__Task prompt__. Look through the records below and collect all lines that hold the string "left".

__Material shown__.
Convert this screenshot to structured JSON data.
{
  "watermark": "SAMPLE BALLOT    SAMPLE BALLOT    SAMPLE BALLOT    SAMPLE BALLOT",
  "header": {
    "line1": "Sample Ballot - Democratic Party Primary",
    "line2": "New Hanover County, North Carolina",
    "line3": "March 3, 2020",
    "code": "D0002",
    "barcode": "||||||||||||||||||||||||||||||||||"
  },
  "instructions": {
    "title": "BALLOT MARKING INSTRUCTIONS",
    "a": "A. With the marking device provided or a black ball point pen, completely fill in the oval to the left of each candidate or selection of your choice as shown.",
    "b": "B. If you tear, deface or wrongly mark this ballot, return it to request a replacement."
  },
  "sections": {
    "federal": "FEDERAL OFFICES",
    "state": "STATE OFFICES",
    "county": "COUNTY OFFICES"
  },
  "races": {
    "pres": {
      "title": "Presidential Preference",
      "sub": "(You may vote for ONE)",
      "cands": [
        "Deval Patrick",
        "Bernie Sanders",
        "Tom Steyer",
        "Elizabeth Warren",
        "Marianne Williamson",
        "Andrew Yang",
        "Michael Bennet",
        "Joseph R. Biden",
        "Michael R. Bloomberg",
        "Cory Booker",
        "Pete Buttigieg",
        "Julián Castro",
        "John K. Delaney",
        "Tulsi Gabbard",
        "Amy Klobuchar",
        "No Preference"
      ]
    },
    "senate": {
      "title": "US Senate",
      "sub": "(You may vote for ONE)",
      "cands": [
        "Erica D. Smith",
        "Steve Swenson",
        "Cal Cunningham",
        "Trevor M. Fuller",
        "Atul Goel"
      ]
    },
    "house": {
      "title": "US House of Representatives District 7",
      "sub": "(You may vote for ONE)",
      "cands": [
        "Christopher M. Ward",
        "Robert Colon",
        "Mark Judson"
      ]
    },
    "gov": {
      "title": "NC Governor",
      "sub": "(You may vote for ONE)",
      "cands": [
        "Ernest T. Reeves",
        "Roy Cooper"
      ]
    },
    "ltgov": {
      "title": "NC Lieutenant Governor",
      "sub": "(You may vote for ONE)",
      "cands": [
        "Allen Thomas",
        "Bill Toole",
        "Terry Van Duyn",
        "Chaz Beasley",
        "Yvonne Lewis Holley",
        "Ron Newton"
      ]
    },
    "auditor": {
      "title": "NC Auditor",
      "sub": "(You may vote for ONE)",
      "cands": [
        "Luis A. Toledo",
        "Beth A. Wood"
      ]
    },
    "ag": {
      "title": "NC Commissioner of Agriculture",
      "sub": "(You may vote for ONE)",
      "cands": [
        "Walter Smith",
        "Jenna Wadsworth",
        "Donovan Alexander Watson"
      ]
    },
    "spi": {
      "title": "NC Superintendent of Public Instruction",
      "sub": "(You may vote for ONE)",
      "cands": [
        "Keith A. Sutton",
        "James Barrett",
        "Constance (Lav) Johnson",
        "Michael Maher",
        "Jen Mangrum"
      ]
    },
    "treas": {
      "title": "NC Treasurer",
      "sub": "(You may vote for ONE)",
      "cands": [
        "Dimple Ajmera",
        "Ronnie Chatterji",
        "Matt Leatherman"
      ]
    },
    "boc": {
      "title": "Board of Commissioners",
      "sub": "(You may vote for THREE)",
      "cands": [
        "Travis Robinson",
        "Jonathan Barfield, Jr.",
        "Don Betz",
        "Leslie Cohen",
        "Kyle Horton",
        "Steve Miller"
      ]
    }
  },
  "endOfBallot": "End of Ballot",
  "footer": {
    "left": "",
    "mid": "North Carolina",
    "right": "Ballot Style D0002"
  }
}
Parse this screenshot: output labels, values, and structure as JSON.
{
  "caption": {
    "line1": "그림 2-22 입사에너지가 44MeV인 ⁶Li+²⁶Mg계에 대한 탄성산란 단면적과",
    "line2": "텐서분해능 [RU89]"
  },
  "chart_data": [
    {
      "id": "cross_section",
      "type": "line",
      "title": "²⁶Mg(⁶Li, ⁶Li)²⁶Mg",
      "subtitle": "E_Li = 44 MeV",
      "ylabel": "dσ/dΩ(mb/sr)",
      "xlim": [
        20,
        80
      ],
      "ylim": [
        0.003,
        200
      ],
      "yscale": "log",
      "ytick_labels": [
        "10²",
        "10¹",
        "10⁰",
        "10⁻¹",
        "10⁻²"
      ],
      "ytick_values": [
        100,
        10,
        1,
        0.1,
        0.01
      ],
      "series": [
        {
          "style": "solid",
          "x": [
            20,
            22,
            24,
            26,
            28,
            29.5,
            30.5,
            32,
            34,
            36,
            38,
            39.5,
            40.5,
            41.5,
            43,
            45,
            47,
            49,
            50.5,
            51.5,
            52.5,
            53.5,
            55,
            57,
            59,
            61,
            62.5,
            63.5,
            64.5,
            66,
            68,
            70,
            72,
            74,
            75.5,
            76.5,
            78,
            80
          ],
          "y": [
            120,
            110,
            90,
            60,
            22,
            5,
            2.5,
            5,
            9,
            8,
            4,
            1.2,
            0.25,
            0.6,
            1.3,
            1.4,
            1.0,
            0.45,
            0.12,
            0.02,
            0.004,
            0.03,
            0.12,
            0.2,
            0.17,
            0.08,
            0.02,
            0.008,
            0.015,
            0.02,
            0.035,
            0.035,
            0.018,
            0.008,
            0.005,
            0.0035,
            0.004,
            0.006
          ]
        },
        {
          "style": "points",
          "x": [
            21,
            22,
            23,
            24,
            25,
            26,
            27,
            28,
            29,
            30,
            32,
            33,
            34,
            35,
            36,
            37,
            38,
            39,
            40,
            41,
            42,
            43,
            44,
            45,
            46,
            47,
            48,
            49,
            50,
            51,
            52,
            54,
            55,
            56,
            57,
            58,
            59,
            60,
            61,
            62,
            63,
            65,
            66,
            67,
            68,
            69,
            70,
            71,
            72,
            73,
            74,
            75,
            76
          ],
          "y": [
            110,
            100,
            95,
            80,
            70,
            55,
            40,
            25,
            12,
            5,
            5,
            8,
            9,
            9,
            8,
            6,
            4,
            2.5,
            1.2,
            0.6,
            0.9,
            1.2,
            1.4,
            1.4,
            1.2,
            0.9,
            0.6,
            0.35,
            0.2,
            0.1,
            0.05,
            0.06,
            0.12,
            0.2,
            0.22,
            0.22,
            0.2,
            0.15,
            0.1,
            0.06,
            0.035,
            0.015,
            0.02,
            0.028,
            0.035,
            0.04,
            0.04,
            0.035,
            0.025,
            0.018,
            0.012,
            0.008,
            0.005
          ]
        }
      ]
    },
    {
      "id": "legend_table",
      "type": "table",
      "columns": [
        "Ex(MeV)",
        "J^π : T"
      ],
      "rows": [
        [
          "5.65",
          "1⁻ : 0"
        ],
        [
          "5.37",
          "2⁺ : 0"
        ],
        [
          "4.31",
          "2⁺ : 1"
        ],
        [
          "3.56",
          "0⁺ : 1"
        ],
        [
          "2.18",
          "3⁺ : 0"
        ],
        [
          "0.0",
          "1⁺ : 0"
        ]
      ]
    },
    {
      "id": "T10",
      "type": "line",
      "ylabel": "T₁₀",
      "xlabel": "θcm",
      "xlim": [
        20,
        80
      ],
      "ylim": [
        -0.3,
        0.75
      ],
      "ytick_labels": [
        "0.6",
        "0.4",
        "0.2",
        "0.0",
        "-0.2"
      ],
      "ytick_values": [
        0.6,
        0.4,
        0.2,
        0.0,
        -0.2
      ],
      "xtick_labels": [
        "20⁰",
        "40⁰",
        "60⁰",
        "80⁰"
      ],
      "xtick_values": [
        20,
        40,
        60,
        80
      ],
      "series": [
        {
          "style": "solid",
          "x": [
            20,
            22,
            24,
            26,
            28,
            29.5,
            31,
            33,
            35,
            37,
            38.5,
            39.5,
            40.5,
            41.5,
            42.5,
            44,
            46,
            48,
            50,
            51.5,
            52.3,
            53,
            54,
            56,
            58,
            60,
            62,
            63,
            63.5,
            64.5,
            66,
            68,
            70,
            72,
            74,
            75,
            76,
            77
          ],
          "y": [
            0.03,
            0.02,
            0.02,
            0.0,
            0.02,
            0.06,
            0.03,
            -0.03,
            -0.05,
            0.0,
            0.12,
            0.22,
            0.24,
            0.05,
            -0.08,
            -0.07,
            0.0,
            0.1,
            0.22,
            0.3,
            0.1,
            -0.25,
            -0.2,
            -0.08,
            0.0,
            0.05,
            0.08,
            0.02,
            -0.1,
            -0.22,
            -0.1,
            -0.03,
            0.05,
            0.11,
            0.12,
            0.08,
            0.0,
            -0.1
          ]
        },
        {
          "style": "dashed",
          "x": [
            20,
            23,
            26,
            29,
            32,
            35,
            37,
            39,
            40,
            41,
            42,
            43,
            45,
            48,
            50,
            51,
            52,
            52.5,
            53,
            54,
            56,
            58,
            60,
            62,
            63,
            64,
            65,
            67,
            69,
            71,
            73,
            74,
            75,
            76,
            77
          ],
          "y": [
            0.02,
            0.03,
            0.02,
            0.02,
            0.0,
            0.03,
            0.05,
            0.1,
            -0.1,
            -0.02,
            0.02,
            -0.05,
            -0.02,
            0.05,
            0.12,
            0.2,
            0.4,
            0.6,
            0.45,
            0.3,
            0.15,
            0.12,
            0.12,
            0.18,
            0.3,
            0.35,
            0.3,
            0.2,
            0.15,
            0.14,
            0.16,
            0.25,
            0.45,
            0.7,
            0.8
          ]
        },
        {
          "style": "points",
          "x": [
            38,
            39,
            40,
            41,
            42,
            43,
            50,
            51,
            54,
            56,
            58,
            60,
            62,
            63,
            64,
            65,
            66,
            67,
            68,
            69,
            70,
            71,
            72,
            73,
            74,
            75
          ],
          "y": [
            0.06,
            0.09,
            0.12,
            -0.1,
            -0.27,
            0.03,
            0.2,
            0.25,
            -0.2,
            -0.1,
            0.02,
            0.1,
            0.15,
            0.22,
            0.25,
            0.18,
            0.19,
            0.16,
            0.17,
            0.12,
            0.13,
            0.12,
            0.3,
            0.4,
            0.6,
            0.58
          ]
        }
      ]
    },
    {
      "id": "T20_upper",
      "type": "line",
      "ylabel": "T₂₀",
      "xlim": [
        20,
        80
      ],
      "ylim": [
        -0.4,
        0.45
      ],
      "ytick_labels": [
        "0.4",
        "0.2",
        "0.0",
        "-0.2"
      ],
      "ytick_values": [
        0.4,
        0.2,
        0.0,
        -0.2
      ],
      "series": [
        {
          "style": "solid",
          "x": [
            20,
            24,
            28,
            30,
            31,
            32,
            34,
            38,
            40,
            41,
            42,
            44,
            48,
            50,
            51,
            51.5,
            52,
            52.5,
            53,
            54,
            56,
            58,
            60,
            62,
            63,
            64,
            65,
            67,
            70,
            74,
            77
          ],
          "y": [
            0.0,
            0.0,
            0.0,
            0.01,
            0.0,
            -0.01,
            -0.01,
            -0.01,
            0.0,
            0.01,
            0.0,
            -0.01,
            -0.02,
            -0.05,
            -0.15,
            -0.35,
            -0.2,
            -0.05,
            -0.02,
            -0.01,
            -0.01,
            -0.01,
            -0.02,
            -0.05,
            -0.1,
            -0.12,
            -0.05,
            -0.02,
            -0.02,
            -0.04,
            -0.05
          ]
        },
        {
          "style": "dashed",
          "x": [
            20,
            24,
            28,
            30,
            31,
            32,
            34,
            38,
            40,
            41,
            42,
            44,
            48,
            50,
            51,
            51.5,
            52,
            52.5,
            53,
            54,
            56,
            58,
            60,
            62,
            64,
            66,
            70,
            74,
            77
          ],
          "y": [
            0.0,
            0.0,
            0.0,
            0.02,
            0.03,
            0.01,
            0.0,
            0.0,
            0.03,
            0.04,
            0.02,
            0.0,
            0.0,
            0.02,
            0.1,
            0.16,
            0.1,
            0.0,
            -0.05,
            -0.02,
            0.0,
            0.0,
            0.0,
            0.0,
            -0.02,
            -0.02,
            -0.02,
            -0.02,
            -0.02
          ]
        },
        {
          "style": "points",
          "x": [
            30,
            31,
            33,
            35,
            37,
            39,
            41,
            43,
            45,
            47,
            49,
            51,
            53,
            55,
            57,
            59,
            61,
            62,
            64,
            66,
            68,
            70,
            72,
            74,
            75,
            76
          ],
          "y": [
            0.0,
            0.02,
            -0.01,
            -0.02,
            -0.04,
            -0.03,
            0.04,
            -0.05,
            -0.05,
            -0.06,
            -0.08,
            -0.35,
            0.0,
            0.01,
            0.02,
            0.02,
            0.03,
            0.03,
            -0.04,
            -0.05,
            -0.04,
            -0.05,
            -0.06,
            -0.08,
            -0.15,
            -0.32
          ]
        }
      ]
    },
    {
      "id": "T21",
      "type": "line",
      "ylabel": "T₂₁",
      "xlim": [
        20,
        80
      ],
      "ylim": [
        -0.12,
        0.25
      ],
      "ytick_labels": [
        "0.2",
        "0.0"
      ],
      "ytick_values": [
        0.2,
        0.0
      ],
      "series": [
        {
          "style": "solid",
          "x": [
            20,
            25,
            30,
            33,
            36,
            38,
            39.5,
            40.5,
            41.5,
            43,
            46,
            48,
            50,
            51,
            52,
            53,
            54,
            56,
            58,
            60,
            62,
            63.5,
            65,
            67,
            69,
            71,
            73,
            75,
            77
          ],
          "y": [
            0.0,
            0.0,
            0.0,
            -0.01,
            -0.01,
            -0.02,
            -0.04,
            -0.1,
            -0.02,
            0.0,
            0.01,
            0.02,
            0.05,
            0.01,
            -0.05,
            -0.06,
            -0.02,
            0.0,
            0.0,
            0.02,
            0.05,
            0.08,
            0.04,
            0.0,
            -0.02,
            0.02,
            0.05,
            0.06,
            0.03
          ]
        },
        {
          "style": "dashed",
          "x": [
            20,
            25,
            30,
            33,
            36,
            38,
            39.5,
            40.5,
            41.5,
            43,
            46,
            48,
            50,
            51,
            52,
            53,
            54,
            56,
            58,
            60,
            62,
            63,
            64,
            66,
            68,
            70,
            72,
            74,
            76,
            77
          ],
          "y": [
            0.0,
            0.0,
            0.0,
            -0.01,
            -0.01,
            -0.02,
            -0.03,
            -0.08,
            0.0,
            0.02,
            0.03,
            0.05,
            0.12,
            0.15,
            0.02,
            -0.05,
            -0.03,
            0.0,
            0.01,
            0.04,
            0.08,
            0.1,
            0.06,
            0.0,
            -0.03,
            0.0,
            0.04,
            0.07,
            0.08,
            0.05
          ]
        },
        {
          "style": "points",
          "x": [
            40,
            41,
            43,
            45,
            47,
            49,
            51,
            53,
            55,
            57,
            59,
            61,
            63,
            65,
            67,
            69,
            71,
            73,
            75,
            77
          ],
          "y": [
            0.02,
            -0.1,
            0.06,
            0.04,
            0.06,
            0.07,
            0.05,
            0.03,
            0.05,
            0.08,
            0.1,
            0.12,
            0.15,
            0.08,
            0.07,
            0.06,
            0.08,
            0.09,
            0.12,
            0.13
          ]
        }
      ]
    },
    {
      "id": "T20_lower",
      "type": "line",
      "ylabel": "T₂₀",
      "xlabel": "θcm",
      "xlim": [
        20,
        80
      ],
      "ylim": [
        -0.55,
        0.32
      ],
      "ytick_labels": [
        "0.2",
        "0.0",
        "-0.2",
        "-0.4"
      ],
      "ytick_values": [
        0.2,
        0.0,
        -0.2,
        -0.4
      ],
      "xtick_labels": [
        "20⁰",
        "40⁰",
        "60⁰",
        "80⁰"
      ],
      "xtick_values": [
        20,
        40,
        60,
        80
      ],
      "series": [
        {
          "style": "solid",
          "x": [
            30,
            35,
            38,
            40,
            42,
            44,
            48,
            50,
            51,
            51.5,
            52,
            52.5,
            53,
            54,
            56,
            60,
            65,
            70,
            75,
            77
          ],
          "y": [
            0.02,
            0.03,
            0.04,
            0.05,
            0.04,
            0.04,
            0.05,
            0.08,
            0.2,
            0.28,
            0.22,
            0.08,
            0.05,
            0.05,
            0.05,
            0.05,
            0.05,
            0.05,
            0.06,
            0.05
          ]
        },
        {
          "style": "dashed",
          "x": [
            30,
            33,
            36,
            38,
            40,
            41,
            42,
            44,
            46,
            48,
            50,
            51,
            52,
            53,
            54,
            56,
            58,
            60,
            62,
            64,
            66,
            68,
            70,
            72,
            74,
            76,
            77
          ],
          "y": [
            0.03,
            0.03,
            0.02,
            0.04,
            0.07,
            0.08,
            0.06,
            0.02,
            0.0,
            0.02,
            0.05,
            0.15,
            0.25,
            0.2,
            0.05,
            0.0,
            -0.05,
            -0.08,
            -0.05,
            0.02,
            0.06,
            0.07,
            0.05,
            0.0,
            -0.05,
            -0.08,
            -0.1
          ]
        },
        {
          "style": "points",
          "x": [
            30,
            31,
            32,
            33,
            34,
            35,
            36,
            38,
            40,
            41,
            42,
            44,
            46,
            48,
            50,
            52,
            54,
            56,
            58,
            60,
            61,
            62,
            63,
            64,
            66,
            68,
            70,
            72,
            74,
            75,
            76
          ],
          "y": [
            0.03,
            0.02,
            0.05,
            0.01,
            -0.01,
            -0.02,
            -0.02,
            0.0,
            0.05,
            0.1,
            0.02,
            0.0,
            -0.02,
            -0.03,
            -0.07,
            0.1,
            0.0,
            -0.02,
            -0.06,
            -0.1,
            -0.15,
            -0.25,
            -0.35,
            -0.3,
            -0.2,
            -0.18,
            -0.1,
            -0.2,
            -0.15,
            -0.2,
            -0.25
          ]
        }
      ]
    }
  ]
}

__Response__.
    "a": "A. With the marking device provided or a black ball point pen, completely fill in the oval to the left of each candidate or selection of your choice as shown.",
    "left": "",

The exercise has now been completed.